Start Working data
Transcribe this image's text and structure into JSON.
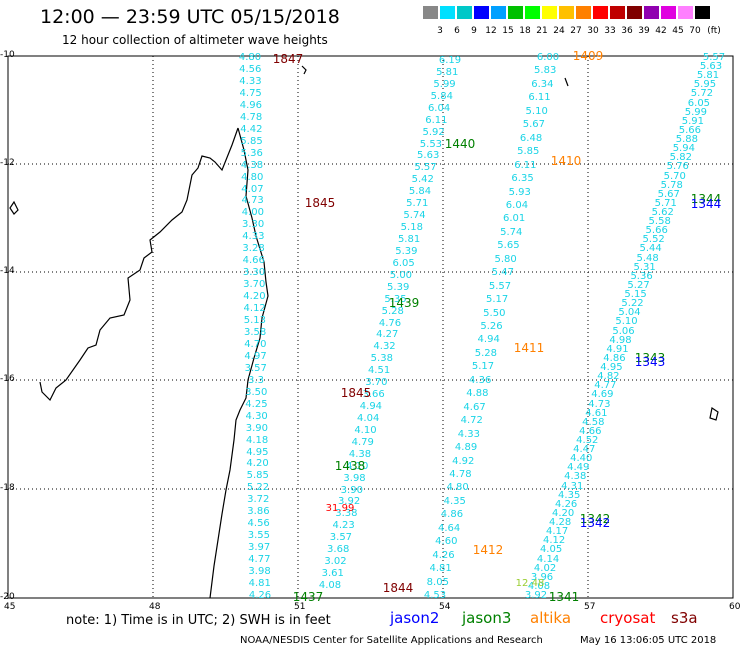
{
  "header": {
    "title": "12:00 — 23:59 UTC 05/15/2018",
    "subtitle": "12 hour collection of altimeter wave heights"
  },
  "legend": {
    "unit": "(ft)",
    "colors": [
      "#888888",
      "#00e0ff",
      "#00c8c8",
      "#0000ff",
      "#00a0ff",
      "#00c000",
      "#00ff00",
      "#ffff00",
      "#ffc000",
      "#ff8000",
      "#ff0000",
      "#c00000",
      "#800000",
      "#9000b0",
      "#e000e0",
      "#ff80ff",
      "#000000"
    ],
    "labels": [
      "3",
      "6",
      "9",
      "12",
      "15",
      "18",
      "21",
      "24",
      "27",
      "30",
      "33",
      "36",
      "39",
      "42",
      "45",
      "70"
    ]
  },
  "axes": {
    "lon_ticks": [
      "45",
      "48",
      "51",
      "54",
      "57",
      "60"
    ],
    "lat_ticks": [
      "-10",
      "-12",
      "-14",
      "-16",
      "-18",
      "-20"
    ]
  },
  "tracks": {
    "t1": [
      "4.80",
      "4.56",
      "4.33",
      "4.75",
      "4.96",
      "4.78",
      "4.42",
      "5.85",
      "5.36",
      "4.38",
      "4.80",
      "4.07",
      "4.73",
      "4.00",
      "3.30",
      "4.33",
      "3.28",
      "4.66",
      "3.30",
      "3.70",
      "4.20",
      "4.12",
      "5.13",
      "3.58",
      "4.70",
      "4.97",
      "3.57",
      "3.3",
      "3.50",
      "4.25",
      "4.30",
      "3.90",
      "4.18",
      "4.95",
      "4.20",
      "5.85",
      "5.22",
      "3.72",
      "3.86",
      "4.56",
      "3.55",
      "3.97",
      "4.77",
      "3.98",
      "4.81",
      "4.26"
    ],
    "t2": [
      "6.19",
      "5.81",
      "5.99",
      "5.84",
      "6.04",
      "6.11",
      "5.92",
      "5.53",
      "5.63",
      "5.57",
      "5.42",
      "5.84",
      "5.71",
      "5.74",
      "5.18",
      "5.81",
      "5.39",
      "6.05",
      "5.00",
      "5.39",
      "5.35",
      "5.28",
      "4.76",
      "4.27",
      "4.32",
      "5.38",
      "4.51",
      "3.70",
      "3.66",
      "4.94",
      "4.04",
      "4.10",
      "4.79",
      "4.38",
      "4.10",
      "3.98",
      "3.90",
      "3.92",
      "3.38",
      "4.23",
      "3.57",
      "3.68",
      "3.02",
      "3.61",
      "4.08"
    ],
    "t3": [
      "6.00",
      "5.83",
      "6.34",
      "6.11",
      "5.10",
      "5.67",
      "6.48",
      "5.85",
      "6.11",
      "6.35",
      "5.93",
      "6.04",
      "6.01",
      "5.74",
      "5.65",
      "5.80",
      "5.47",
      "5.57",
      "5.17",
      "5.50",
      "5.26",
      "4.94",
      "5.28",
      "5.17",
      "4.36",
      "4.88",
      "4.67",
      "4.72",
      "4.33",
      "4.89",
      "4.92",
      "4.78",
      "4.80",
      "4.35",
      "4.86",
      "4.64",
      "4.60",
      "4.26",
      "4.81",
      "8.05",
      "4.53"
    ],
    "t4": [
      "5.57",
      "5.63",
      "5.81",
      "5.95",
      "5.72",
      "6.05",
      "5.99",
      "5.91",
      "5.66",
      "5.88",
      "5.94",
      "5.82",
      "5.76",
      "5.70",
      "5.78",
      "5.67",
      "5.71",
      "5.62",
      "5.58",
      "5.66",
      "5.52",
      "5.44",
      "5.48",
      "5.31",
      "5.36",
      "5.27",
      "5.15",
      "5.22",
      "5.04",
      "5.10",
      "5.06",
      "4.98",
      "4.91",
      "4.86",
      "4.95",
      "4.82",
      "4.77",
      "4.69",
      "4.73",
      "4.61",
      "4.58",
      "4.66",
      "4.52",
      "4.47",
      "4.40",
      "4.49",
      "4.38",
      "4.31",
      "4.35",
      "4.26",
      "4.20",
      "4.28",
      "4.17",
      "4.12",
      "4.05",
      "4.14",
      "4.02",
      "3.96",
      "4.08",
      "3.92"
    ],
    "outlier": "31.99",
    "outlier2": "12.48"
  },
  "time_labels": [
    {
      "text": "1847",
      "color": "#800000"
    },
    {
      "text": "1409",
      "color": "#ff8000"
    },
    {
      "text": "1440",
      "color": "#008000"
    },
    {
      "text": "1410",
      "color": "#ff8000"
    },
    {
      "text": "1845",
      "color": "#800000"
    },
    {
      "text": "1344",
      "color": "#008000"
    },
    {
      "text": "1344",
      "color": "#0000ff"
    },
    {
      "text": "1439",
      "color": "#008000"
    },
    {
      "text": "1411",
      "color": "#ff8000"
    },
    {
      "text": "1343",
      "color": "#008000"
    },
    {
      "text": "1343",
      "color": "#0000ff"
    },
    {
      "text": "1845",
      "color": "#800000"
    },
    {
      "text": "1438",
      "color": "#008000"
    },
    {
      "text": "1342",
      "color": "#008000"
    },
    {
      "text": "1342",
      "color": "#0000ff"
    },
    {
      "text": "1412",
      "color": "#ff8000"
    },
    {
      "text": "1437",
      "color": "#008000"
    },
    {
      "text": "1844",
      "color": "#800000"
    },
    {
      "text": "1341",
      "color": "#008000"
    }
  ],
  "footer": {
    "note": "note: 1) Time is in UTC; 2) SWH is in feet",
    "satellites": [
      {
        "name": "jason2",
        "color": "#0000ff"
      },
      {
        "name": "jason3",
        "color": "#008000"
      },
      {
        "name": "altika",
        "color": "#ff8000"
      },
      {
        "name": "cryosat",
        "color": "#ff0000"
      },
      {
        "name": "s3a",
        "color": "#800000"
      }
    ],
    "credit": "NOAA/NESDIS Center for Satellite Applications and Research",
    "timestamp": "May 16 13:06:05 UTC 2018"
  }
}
End Working data
Problem to solve: Pictures are excluded; copy all other data exactly as shown.

Task response:
Transcribe this image's text and structure into JSON.
{
  "header": {
    "title": "12:00 — 23:59 UTC 05/15/2018",
    "subtitle": "12 hour collection of altimeter wave heights"
  },
  "legend": {
    "unit": "(ft)",
    "colors": [
      "#888888",
      "#00e0ff",
      "#00c8c8",
      "#0000ff",
      "#00a0ff",
      "#00c000",
      "#00ff00",
      "#ffff00",
      "#ffc000",
      "#ff8000",
      "#ff0000",
      "#c00000",
      "#800000",
      "#9000b0",
      "#e000e0",
      "#ff80ff",
      "#000000"
    ],
    "labels": [
      "3",
      "6",
      "9",
      "12",
      "15",
      "18",
      "21",
      "24",
      "27",
      "30",
      "33",
      "36",
      "39",
      "42",
      "45",
      "70"
    ]
  },
  "axes": {
    "lon_ticks": [
      "45",
      "48",
      "51",
      "54",
      "57",
      "60"
    ],
    "lat_ticks": [
      "-10",
      "-12",
      "-14",
      "-16",
      "-18",
      "-20"
    ]
  },
  "tracks": {
    "t1": [
      "4.80",
      "4.56",
      "4.33",
      "4.75",
      "4.96",
      "4.78",
      "4.42",
      "5.85",
      "5.36",
      "4.38",
      "4.80",
      "4.07",
      "4.73",
      "4.00",
      "3.30",
      "4.33",
      "3.28",
      "4.66",
      "3.30",
      "3.70",
      "4.20",
      "4.12",
      "5.13",
      "3.58",
      "4.70",
      "4.97",
      "3.57",
      "3.3",
      "3.50",
      "4.25",
      "4.30",
      "3.90",
      "4.18",
      "4.95",
      "4.20",
      "5.85",
      "5.22",
      "3.72",
      "3.86",
      "4.56",
      "3.55",
      "3.97",
      "4.77",
      "3.98",
      "4.81",
      "4.26"
    ],
    "t2": [
      "6.19",
      "5.81",
      "5.99",
      "5.84",
      "6.04",
      "6.11",
      "5.92",
      "5.53",
      "5.63",
      "5.57",
      "5.42",
      "5.84",
      "5.71",
      "5.74",
      "5.18",
      "5.81",
      "5.39",
      "6.05",
      "5.00",
      "5.39",
      "5.35",
      "5.28",
      "4.76",
      "4.27",
      "4.32",
      "5.38",
      "4.51",
      "3.70",
      "3.66",
      "4.94",
      "4.04",
      "4.10",
      "4.79",
      "4.38",
      "4.10",
      "3.98",
      "3.90",
      "3.92",
      "3.38",
      "4.23",
      "3.57",
      "3.68",
      "3.02",
      "3.61",
      "4.08"
    ],
    "t3": [
      "6.00",
      "5.83",
      "6.34",
      "6.11",
      "5.10",
      "5.67",
      "6.48",
      "5.85",
      "6.11",
      "6.35",
      "5.93",
      "6.04",
      "6.01",
      "5.74",
      "5.65",
      "5.80",
      "5.47",
      "5.57",
      "5.17",
      "5.50",
      "5.26",
      "4.94",
      "5.28",
      "5.17",
      "4.36",
      "4.88",
      "4.67",
      "4.72",
      "4.33",
      "4.89",
      "4.92",
      "4.78",
      "4.80",
      "4.35",
      "4.86",
      "4.64",
      "4.60",
      "4.26",
      "4.81",
      "8.05",
      "4.53"
    ],
    "t4": [
      "5.57",
      "5.63",
      "5.81",
      "5.95",
      "5.72",
      "6.05",
      "5.99",
      "5.91",
      "5.66",
      "5.88",
      "5.94",
      "5.82",
      "5.76",
      "5.70",
      "5.78",
      "5.67",
      "5.71",
      "5.62",
      "5.58",
      "5.66",
      "5.52",
      "5.44",
      "5.48",
      "5.31",
      "5.36",
      "5.27",
      "5.15",
      "5.22",
      "5.04",
      "5.10",
      "5.06",
      "4.98",
      "4.91",
      "4.86",
      "4.95",
      "4.82",
      "4.77",
      "4.69",
      "4.73",
      "4.61",
      "4.58",
      "4.66",
      "4.52",
      "4.47",
      "4.40",
      "4.49",
      "4.38",
      "4.31",
      "4.35",
      "4.26",
      "4.20",
      "4.28",
      "4.17",
      "4.12",
      "4.05",
      "4.14",
      "4.02",
      "3.96",
      "4.08",
      "3.92"
    ],
    "outlier": "31.99",
    "outlier2": "12.48"
  },
  "time_labels": [
    {
      "text": "1847",
      "color": "#800000"
    },
    {
      "text": "1409",
      "color": "#ff8000"
    },
    {
      "text": "1440",
      "color": "#008000"
    },
    {
      "text": "1410",
      "color": "#ff8000"
    },
    {
      "text": "1845",
      "color": "#800000"
    },
    {
      "text": "1344",
      "color": "#008000"
    },
    {
      "text": "1344",
      "color": "#0000ff"
    },
    {
      "text": "1439",
      "color": "#008000"
    },
    {
      "text": "1411",
      "color": "#ff8000"
    },
    {
      "text": "1343",
      "color": "#008000"
    },
    {
      "text": "1343",
      "color": "#0000ff"
    },
    {
      "text": "1845",
      "color": "#800000"
    },
    {
      "text": "1438",
      "color": "#008000"
    },
    {
      "text": "1342",
      "color": "#008000"
    },
    {
      "text": "1342",
      "color": "#0000ff"
    },
    {
      "text": "1412",
      "color": "#ff8000"
    },
    {
      "text": "1437",
      "color": "#008000"
    },
    {
      "text": "1844",
      "color": "#800000"
    },
    {
      "text": "1341",
      "color": "#008000"
    }
  ],
  "footer": {
    "note": "note: 1) Time is in UTC; 2) SWH is in feet",
    "satellites": [
      {
        "name": "jason2",
        "color": "#0000ff"
      },
      {
        "name": "jason3",
        "color": "#008000"
      },
      {
        "name": "altika",
        "color": "#ff8000"
      },
      {
        "name": "cryosat",
        "color": "#ff0000"
      },
      {
        "name": "s3a",
        "color": "#800000"
      }
    ],
    "credit": "NOAA/NESDIS Center for Satellite Applications and Research",
    "timestamp": "May 16 13:06:05 UTC 2018"
  }
}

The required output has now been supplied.